GOAL -
Go through the data below. Pull out every line that has the word "frac".

##############################

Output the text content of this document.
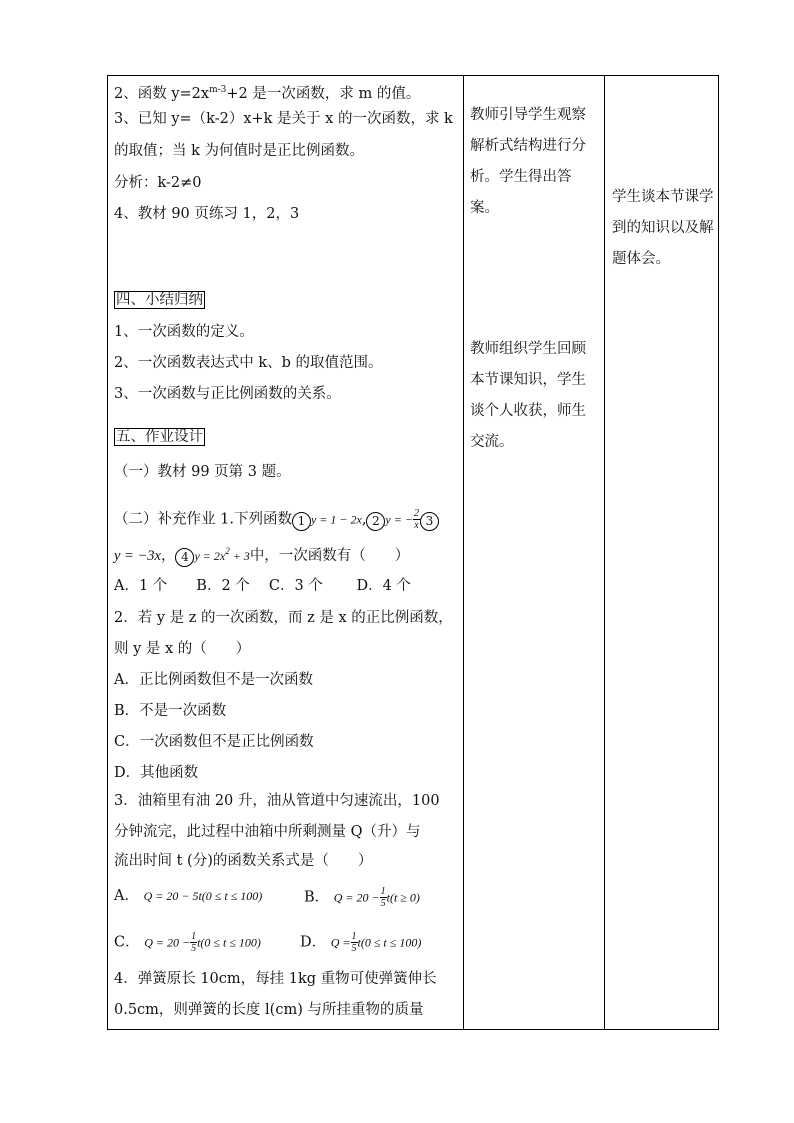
2、函数 $y=2x^{m-3}+2$ 是一次函数，求 m 的值。
3、已知 y=（k-2）x+k 是关于 x 的一次函数，求 k
的取值；当 k 为何值时是正比例函数。
分析：k-2≠0
4、教材 90 页练习 1，2，3
四、小结归纳
1、一次函数的定义。
2、一次函数表达式中 k、b 的取值范围。
3、一次函数与正比例函数的关系。
五、作业设计
（一）教材 99 页第 3 题。
（二）补充作业 1.下列函数 1 y = 1 − 2x, 2 y = − $\frac{2}{x} 3$
y = −3x， 4 $y = 2x^2 + 3$中，一次函数有（　　）
A．1 个　　B．2 个　 C．3 个　　 D．4 个
2．若 y 是 z 的一次函数，而 z 是 x 的正比例函数，
则 y 是 x 的（　　）
A．正比例函数但不是一次函数
B．不是一次函数
C．一次函数但不是正比例函数
D．其他函数
3．油箱里有油 20 升，油从管道中匀速流出，100
分钟流完，此过程中油箱中所剩测量 Q（升）与
流出时间 t (分)的函数关系式是（　　）
A． Q = 20 − 5t(0 ≤ t ≤ 100)	B． $Q = 20 - \frac{1}{5} t(t \ge 0)$
C． $Q = 20 - \frac{1}{5} t(0 \le t \le 100)$	D． $Q = \frac{1}{5} t(0 \le t \le 100)$
4．弹簧原长 10cm，每挂 1kg 重物可使弹簧伸长
0.5cm，则弹簧的长度 l(cm) 与所挂重物的质量
教师引导学生观察解析式结构进行分析。学生得出答案。
教师组织学生回顾本节课知识，学生谈个人收获，师生交流。
学生谈本节课学到的知识以及解题体会。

##############################

SOLUTION TO THE PROBLEM -
（二）补充作业 1.下列函数 1 y = 1 − 2x, 2 y = − $\frac{2}{x} 3$
A． Q = 20 − 5t(0 ≤ t ≤ 100)	B． $Q = 20 - \frac{1}{5} t(t \ge 0)$
C． $Q = 20 - \frac{1}{5} t(0 \le t \le 100)$	D． $Q = \frac{1}{5} t(0 \le t \le 100)$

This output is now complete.